Rows from a figure dataset:
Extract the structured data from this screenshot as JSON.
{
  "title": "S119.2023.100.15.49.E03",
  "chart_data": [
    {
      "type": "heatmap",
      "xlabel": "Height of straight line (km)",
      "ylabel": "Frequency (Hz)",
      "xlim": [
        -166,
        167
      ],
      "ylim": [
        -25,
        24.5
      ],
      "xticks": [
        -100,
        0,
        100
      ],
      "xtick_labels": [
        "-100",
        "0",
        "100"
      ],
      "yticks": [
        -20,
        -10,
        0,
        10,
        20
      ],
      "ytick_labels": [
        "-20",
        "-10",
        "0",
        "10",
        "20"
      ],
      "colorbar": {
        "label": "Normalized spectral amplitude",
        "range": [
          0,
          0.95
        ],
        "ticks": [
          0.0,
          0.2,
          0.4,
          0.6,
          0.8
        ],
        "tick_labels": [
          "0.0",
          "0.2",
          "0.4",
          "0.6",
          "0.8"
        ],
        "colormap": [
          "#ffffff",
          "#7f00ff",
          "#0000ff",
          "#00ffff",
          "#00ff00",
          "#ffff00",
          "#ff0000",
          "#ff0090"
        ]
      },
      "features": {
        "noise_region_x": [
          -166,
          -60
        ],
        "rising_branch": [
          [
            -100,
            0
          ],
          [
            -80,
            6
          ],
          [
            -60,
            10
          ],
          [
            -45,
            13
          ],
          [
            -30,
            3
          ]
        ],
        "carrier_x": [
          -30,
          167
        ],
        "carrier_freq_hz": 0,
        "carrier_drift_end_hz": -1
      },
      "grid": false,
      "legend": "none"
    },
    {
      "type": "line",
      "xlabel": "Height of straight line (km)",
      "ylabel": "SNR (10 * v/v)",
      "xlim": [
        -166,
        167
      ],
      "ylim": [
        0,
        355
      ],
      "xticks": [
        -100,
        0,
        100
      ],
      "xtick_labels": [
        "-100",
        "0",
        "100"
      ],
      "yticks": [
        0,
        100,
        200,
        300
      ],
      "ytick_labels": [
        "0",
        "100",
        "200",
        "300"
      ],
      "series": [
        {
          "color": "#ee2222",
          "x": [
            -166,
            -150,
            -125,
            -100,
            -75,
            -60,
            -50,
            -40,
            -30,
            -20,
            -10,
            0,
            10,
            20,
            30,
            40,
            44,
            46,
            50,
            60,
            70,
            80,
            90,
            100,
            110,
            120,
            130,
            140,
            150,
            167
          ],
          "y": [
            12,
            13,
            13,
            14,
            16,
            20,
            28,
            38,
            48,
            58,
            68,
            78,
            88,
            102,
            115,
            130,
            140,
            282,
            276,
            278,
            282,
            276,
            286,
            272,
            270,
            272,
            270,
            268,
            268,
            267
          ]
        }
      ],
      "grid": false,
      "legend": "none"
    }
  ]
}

:: Stated goal ::
Write out the entries in full, exactly as given.

:: Right answer ::
Extract the structured data from this screenshot as JSON.
{
  "title": "S119.2023.100.15.49.E03",
  "chart_data": [
    {
      "type": "heatmap",
      "xlabel": "Height of straight line (km)",
      "ylabel": "Frequency (Hz)",
      "xlim": [
        -166,
        167
      ],
      "ylim": [
        -25,
        24.5
      ],
      "xticks": [
        -100,
        0,
        100
      ],
      "xtick_labels": [
        "-100",
        "0",
        "100"
      ],
      "yticks": [
        -20,
        -10,
        0,
        10,
        20
      ],
      "ytick_labels": [
        "-20",
        "-10",
        "0",
        "10",
        "20"
      ],
      "colorbar": {
        "label": "Normalized spectral amplitude",
        "range": [
          0,
          0.95
        ],
        "ticks": [
          0.0,
          0.2,
          0.4,
          0.6,
          0.8
        ],
        "tick_labels": [
          "0.0",
          "0.2",
          "0.4",
          "0.6",
          "0.8"
        ],
        "colormap": [
          "#ffffff",
          "#7f00ff",
          "#0000ff",
          "#00ffff",
          "#00ff00",
          "#ffff00",
          "#ff0000",
          "#ff0090"
        ]
      },
      "features": {
        "noise_region_x": [
          -166,
          -60
        ],
        "rising_branch": [
          [
            -100,
            0
          ],
          [
            -80,
            6
          ],
          [
            -60,
            10
          ],
          [
            -45,
            13
          ],
          [
            -30,
            3
          ]
        ],
        "carrier_x": [
          -30,
          167
        ],
        "carrier_freq_hz": 0,
        "carrier_drift_end_hz": -1
      },
      "grid": false,
      "legend": "none"
    },
    {
      "type": "line",
      "xlabel": "Height of straight line (km)",
      "ylabel": "SNR (10 * v/v)",
      "xlim": [
        -166,
        167
      ],
      "ylim": [
        0,
        355
      ],
      "xticks": [
        -100,
        0,
        100
      ],
      "xtick_labels": [
        "-100",
        "0",
        "100"
      ],
      "yticks": [
        0,
        100,
        200,
        300
      ],
      "ytick_labels": [
        "0",
        "100",
        "200",
        "300"
      ],
      "series": [
        {
          "color": "#ee2222",
          "x": [
            -166,
            -150,
            -125,
            -100,
            -75,
            -60,
            -50,
            -40,
            -30,
            -20,
            -10,
            0,
            10,
            20,
            30,
            40,
            44,
            46,
            50,
            60,
            70,
            80,
            90,
            100,
            110,
            120,
            130,
            140,
            150,
            167
          ],
          "y": [
            12,
            13,
            13,
            14,
            16,
            20,
            28,
            38,
            48,
            58,
            68,
            78,
            88,
            102,
            115,
            130,
            140,
            282,
            276,
            278,
            282,
            276,
            286,
            272,
            270,
            272,
            270,
            268,
            268,
            267
          ]
        }
      ],
      "grid": false,
      "legend": "none"
    }
  ]
}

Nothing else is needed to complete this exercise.